▸ **Stated problem**
Write out all the lines again, precisely as they stand, but without the images.

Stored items
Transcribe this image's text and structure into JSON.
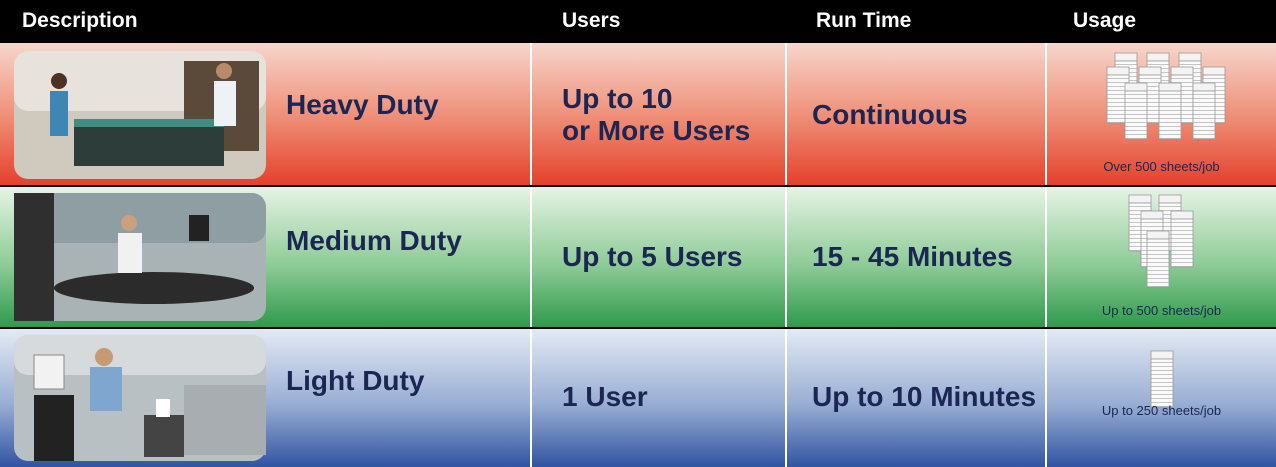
{
  "table": {
    "header": [
      "Description",
      "Users",
      "Run Time",
      "Usage"
    ],
    "rows": [
      {
        "description": "Heavy Duty",
        "users": [
          "Up to 10",
          "or More Users"
        ],
        "run_time": "Continuous",
        "usage": "Over 500 sheets/job"
      },
      {
        "description": "Medium Duty",
        "users": [
          "Up to 5 Users"
        ],
        "run_time": "15 - 45 Minutes",
        "usage": "Up to 500 sheets/job"
      },
      {
        "description": "Light Duty",
        "users": [
          "1 User"
        ],
        "run_time": "Up to 10 Minutes",
        "usage": "Up to 250 sheets/job"
      }
    ]
  }
}
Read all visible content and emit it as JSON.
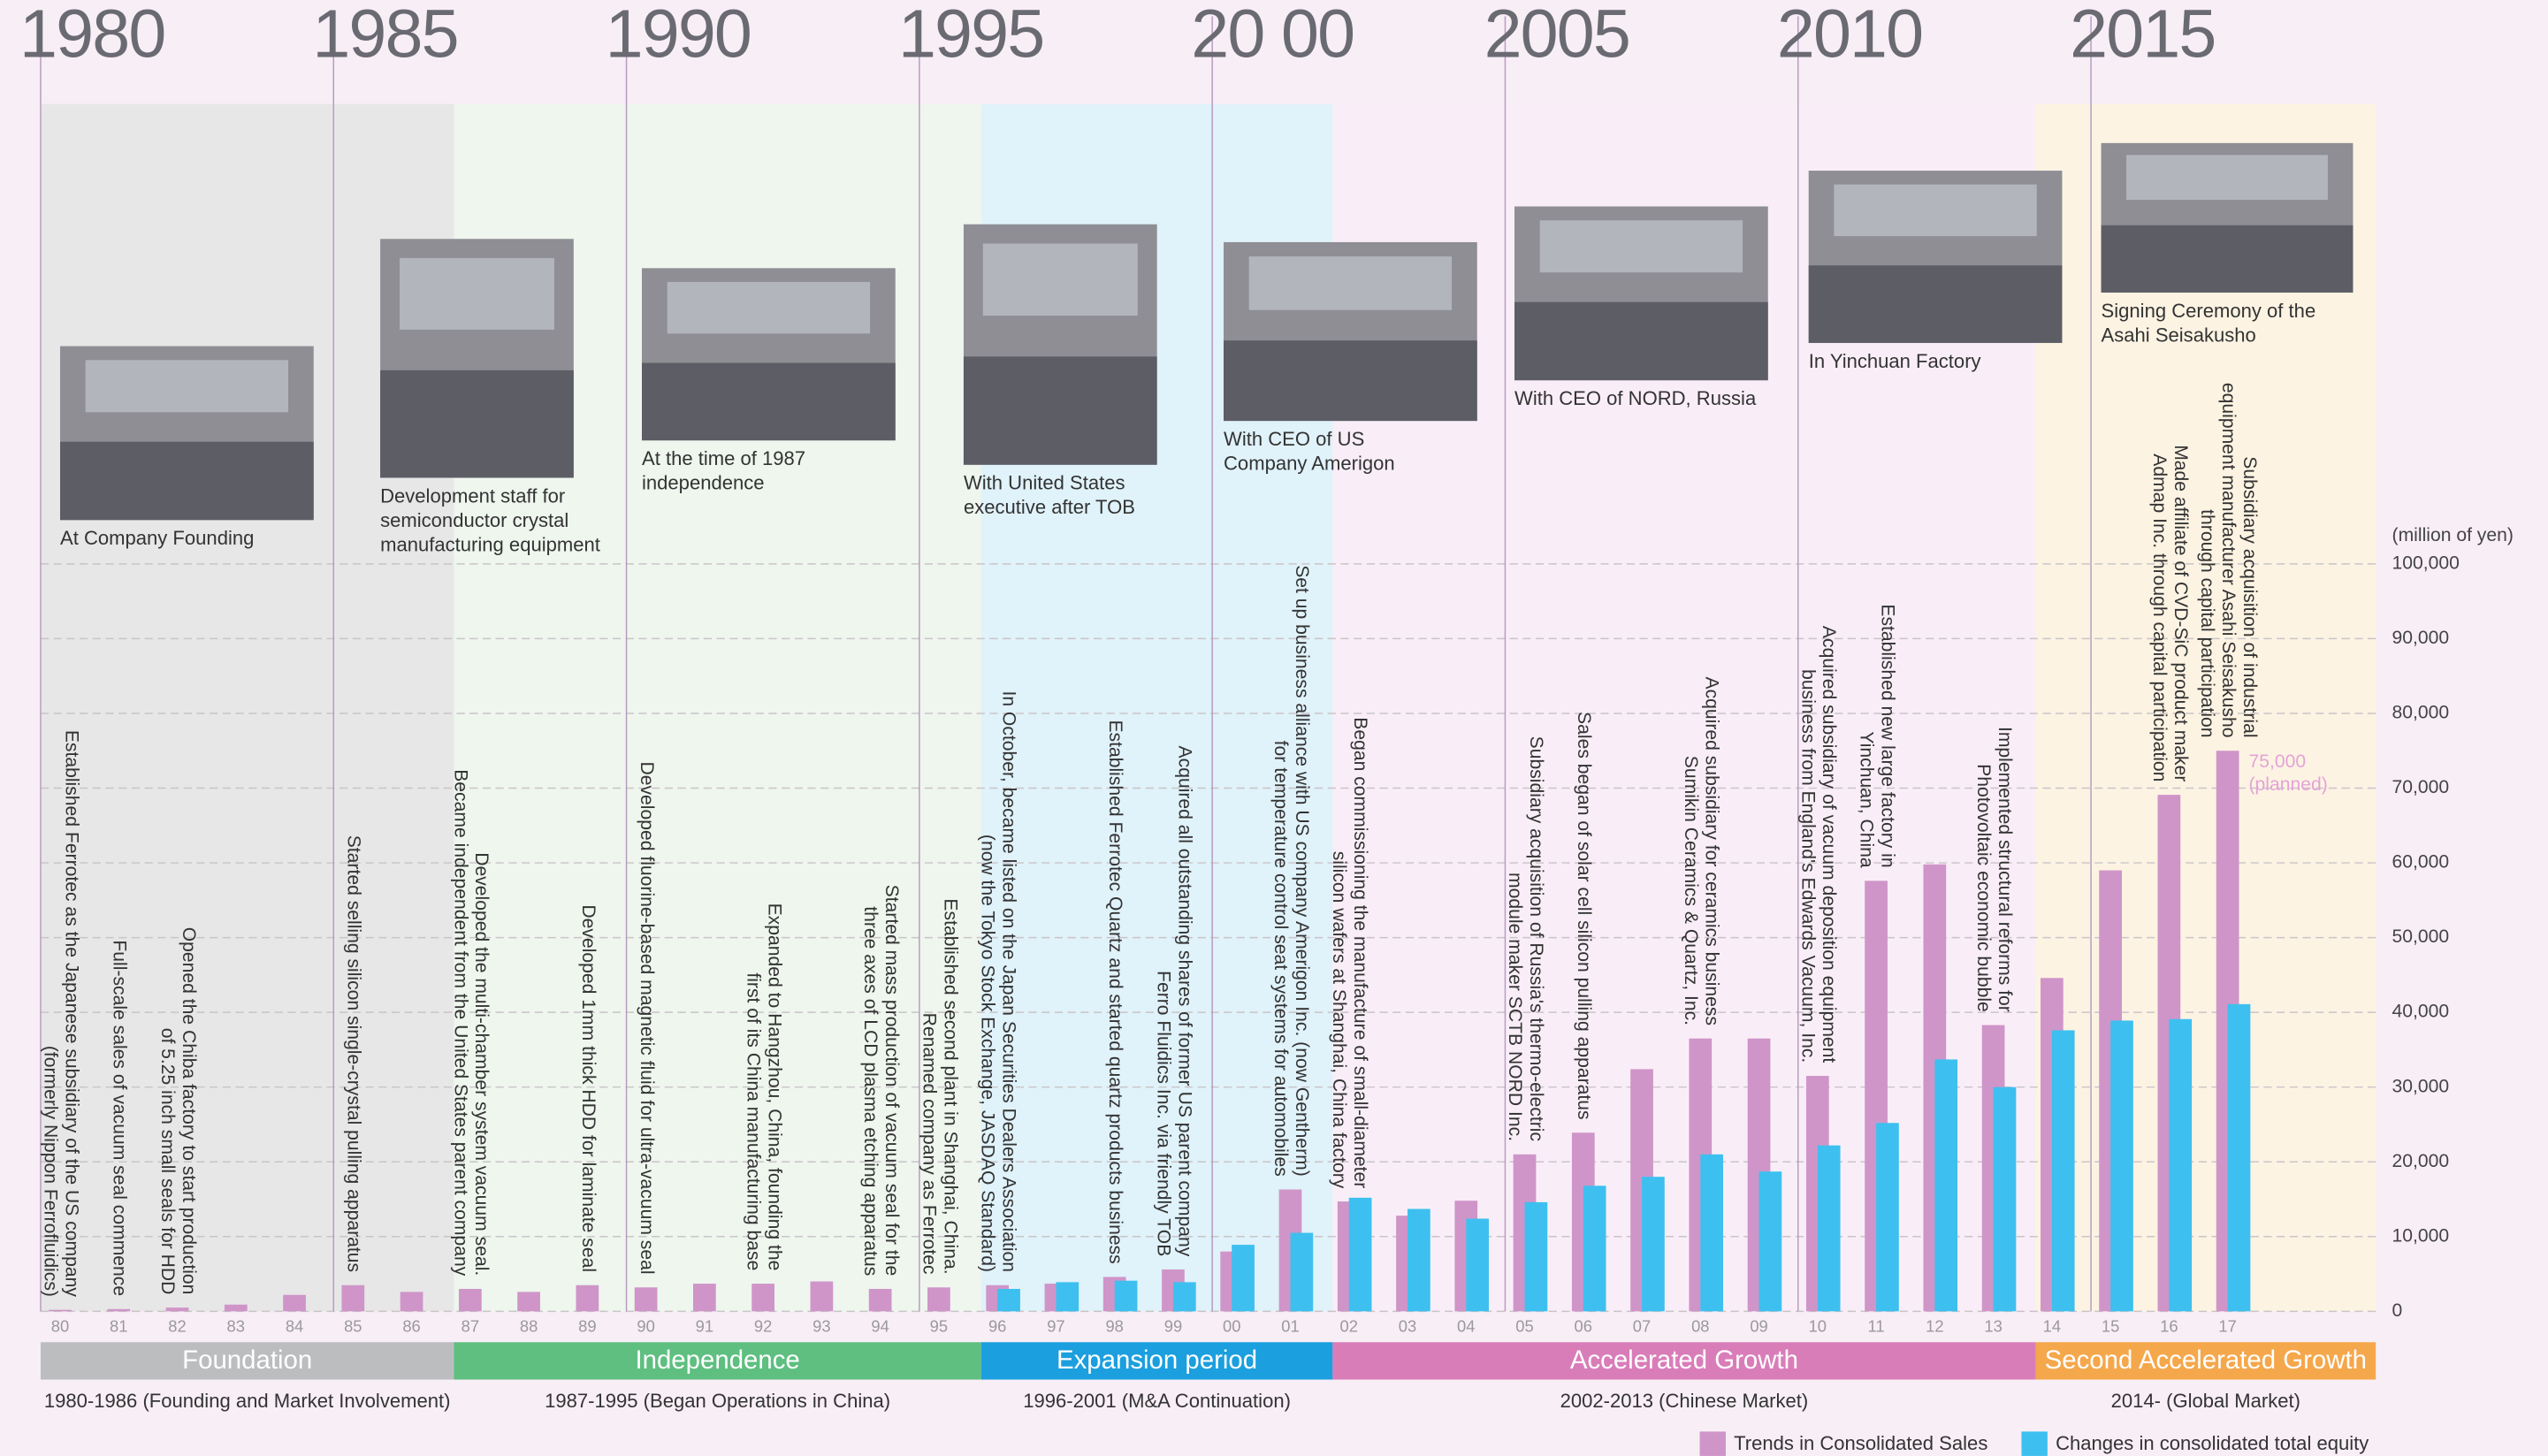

▸ **Complete response**
Transcribe this image's text and structure into JSON.
{
  "table": {
    "header": [
      "Description",
      "Users",
      "Run Time",
      "Usage"
    ],
    "rows": [
      {
        "description": "Heavy Duty",
        "users": [
          "Up to 10",
          "or More Users"
        ],
        "run_time": "Continuous",
        "usage": "Over 500 sheets/job"
      },
      {
        "description": "Medium Duty",
        "users": [
          "Up to 5 Users"
        ],
        "run_time": "15 - 45 Minutes",
        "usage": "Up to 500 sheets/job"
      },
      {
        "description": "Light Duty",
        "users": [
          "1 User"
        ],
        "run_time": "Up to 10 Minutes",
        "usage": "Up to 250 sheets/job"
      }
    ]
  }
}
Read all visible content and emit it as JSON.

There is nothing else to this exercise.